#### Challenge:
Set each entry down verbatim, omitting images.

#### Figure record listings:
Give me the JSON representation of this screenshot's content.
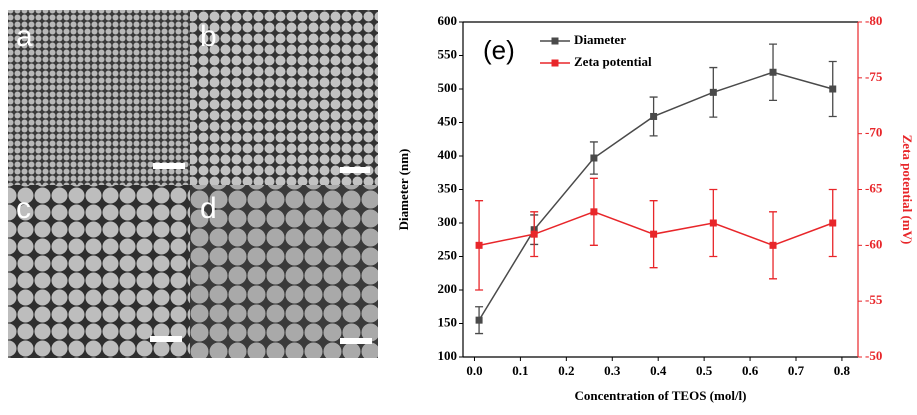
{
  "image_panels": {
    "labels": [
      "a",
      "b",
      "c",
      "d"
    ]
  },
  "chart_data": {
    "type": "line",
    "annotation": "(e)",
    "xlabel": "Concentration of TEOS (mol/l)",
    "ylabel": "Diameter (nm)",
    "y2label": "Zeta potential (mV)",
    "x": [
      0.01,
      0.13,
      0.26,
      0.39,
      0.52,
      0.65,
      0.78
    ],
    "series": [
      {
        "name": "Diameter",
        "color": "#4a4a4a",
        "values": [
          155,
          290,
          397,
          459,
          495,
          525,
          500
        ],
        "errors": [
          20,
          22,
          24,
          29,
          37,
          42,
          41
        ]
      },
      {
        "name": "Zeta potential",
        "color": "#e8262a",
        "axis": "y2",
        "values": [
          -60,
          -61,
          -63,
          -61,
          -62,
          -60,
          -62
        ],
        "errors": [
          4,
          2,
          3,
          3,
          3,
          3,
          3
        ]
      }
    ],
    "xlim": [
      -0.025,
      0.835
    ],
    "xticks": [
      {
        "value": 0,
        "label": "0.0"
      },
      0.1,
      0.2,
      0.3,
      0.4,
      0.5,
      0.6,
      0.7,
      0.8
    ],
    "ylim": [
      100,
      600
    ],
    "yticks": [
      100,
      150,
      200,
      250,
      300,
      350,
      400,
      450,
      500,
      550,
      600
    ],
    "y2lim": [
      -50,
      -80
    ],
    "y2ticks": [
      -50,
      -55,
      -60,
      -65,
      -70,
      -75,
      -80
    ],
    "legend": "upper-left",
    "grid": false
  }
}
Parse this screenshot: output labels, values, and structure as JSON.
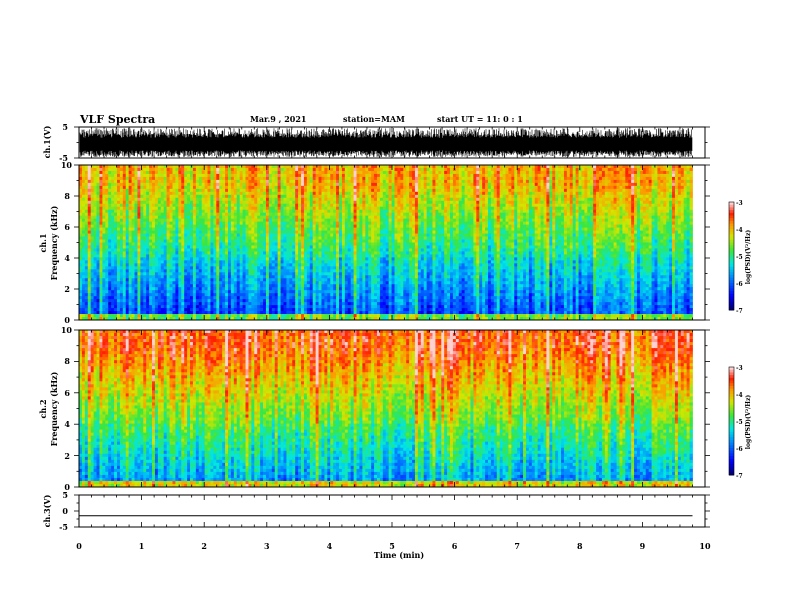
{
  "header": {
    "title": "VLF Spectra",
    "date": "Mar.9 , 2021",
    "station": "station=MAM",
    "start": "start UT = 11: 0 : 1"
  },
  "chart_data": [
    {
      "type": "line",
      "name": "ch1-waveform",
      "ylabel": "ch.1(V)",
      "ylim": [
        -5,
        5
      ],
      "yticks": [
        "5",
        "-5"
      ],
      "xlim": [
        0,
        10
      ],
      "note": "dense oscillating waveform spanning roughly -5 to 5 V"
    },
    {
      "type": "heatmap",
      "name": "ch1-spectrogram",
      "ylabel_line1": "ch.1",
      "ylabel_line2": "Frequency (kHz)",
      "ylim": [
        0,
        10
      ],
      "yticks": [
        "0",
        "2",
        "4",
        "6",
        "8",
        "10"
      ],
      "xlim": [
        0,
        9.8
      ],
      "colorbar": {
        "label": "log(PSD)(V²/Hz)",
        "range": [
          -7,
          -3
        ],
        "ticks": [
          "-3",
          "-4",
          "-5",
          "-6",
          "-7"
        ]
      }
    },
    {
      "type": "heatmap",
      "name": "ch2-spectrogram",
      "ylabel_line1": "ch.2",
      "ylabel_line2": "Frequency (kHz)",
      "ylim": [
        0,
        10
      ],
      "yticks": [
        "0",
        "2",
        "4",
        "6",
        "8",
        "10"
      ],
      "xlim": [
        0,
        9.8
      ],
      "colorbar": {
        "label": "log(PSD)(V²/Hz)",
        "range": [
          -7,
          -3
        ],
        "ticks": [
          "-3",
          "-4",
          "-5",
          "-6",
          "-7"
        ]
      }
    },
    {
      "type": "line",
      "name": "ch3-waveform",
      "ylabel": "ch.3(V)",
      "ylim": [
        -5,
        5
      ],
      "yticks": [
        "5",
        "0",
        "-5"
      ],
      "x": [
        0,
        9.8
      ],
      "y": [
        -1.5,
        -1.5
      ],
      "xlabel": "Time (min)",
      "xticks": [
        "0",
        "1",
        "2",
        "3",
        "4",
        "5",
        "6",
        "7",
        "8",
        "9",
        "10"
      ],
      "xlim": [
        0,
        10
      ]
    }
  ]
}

#### Written reply:
Give me the JSON representation of this screenshot's content.
{
  "image_panels": {
    "labels": [
      "a",
      "b",
      "c",
      "d"
    ]
  },
  "chart_data": {
    "type": "line",
    "annotation": "(e)",
    "xlabel": "Concentration of TEOS (mol/l)",
    "ylabel": "Diameter (nm)",
    "y2label": "Zeta potential (mV)",
    "x": [
      0.01,
      0.13,
      0.26,
      0.39,
      0.52,
      0.65,
      0.78
    ],
    "series": [
      {
        "name": "Diameter",
        "color": "#4a4a4a",
        "values": [
          155,
          290,
          397,
          459,
          495,
          525,
          500
        ],
        "errors": [
          20,
          22,
          24,
          29,
          37,
          42,
          41
        ]
      },
      {
        "name": "Zeta potential",
        "color": "#e8262a",
        "axis": "y2",
        "values": [
          -60,
          -61,
          -63,
          -61,
          -62,
          -60,
          -62
        ],
        "errors": [
          4,
          2,
          3,
          3,
          3,
          3,
          3
        ]
      }
    ],
    "xlim": [
      -0.025,
      0.835
    ],
    "xticks": [
      {
        "value": 0,
        "label": "0.0"
      },
      0.1,
      0.2,
      0.3,
      0.4,
      0.5,
      0.6,
      0.7,
      0.8
    ],
    "ylim": [
      100,
      600
    ],
    "yticks": [
      100,
      150,
      200,
      250,
      300,
      350,
      400,
      450,
      500,
      550,
      600
    ],
    "y2lim": [
      -50,
      -80
    ],
    "y2ticks": [
      -50,
      -55,
      -60,
      -65,
      -70,
      -75,
      -80
    ],
    "legend": "upper-left",
    "grid": false
  }
}
Parse this screenshot: output labels, values, and structure as JSON.
{
  "header": {
    "title": "VLF Spectra",
    "date": "Mar.9 , 2021",
    "station": "station=MAM",
    "start": "start UT = 11: 0 : 1"
  },
  "chart_data": [
    {
      "type": "line",
      "name": "ch1-waveform",
      "ylabel": "ch.1(V)",
      "ylim": [
        -5,
        5
      ],
      "yticks": [
        "5",
        "-5"
      ],
      "xlim": [
        0,
        10
      ],
      "note": "dense oscillating waveform spanning roughly -5 to 5 V"
    },
    {
      "type": "heatmap",
      "name": "ch1-spectrogram",
      "ylabel_line1": "ch.1",
      "ylabel_line2": "Frequency (kHz)",
      "ylim": [
        0,
        10
      ],
      "yticks": [
        "0",
        "2",
        "4",
        "6",
        "8",
        "10"
      ],
      "xlim": [
        0,
        9.8
      ],
      "colorbar": {
        "label": "log(PSD)(V²/Hz)",
        "range": [
          -7,
          -3
        ],
        "ticks": [
          "-3",
          "-4",
          "-5",
          "-6",
          "-7"
        ]
      }
    },
    {
      "type": "heatmap",
      "name": "ch2-spectrogram",
      "ylabel_line1": "ch.2",
      "ylabel_line2": "Frequency (kHz)",
      "ylim": [
        0,
        10
      ],
      "yticks": [
        "0",
        "2",
        "4",
        "6",
        "8",
        "10"
      ],
      "xlim": [
        0,
        9.8
      ],
      "colorbar": {
        "label": "log(PSD)(V²/Hz)",
        "range": [
          -7,
          -3
        ],
        "ticks": [
          "-3",
          "-4",
          "-5",
          "-6",
          "-7"
        ]
      }
    },
    {
      "type": "line",
      "name": "ch3-waveform",
      "ylabel": "ch.3(V)",
      "ylim": [
        -5,
        5
      ],
      "yticks": [
        "5",
        "0",
        "-5"
      ],
      "x": [
        0,
        9.8
      ],
      "y": [
        -1.5,
        -1.5
      ],
      "xlabel": "Time (min)",
      "xticks": [
        "0",
        "1",
        "2",
        "3",
        "4",
        "5",
        "6",
        "7",
        "8",
        "9",
        "10"
      ],
      "xlim": [
        0,
        10
      ]
    }
  ]
}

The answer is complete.